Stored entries
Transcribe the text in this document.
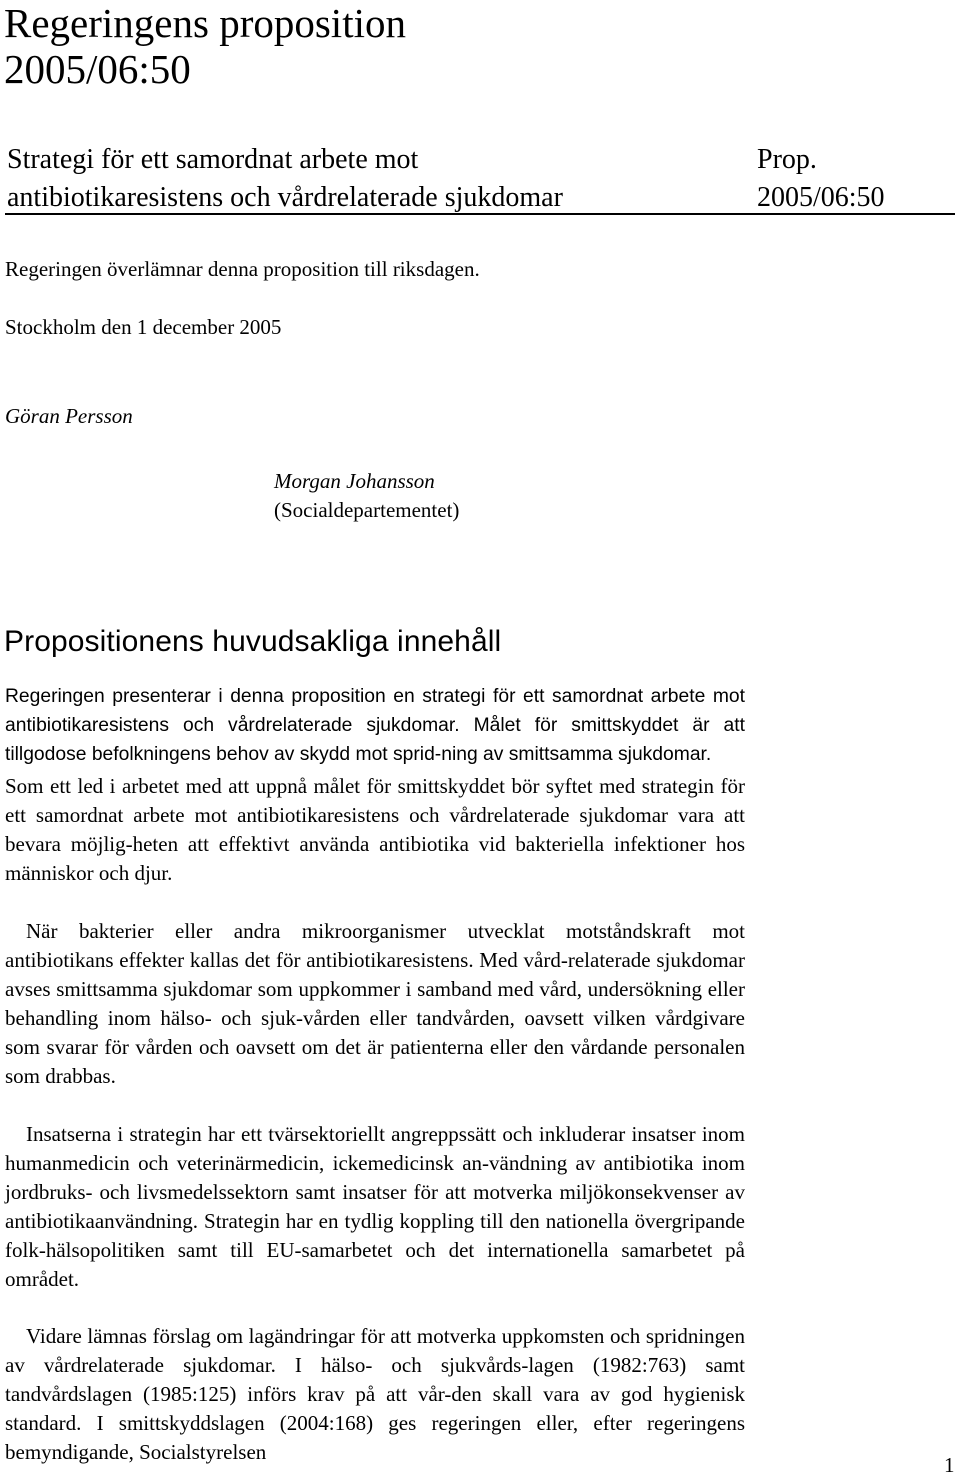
Regeringens proposition
2005/06:50
Strategi för ett samordnat arbete mot
antibiotikaresistens och vårdrelaterade sjukdomar
Prop.
2005/06:50
Regeringen överlämnar denna proposition till riksdagen.
Stockholm den 1 december 2005
Göran Persson
Morgan Johansson
(Socialdepartementet)
Propositionens huvudsakliga innehåll
Regeringen presenterar i denna proposition en strategi för ett samordnat arbete mot antibiotikaresistens och vårdrelaterade sjukdomar. Målet för smittskyddet är att tillgodose befolkningens behov av skydd mot sprid-ning av smittsamma sjukdomar.
Som ett led i arbetet med att uppnå målet för smittskyddet bör syftet med strategin för ett samordnat arbete mot antibiotikaresistens och vårdrelaterade sjukdomar vara att bevara möjlig-heten att effektivt använda antibiotika vid bakteriella infektioner hos människor och djur.
När bakterier eller andra mikroorganismer utvecklat motståndskraft mot antibiotikans effekter kallas det för antibiotikaresistens. Med vård-relaterade sjukdomar avses smittsamma sjukdomar som uppkommer i samband med vård, undersökning eller behandling inom hälso- och sjuk-vården eller tandvården, oavsett vilken vårdgivare som svarar för vården och oavsett om det är patienterna eller den vårdande personalen som drabbas.
Insatserna i strategin har ett tvärsektoriellt angreppssätt och inkluderar insatser inom humanmedicin och veterinärmedicin, ickemedicinsk an-vändning av antibiotika inom jordbruks- och livsmedelssektorn samt insatser för att motverka miljökonsekvenser av antibiotikaanvändning. Strategin har en tydlig koppling till den nationella övergripande folk-hälsopolitiken samt till EU-samarbetet och det internationella samarbetet på området.
Vidare lämnas förslag om lagändringar för att motverka uppkomsten och spridningen av vårdrelaterade sjukdomar. I hälso- och sjukvårds-lagen (1982:763) samt tandvårdslagen (1985:125) införs krav på att vår-den skall vara av god hygienisk standard. I smittskyddslagen (2004:168) ges regeringen eller, efter regeringens bemyndigande, Socialstyrelsen
1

> _INSTRUCTIONS FOR THE TASK_: In the entries above, count each line with "motverka"; reply with the total only.

> _ANSWER FOR THE TASK_: 2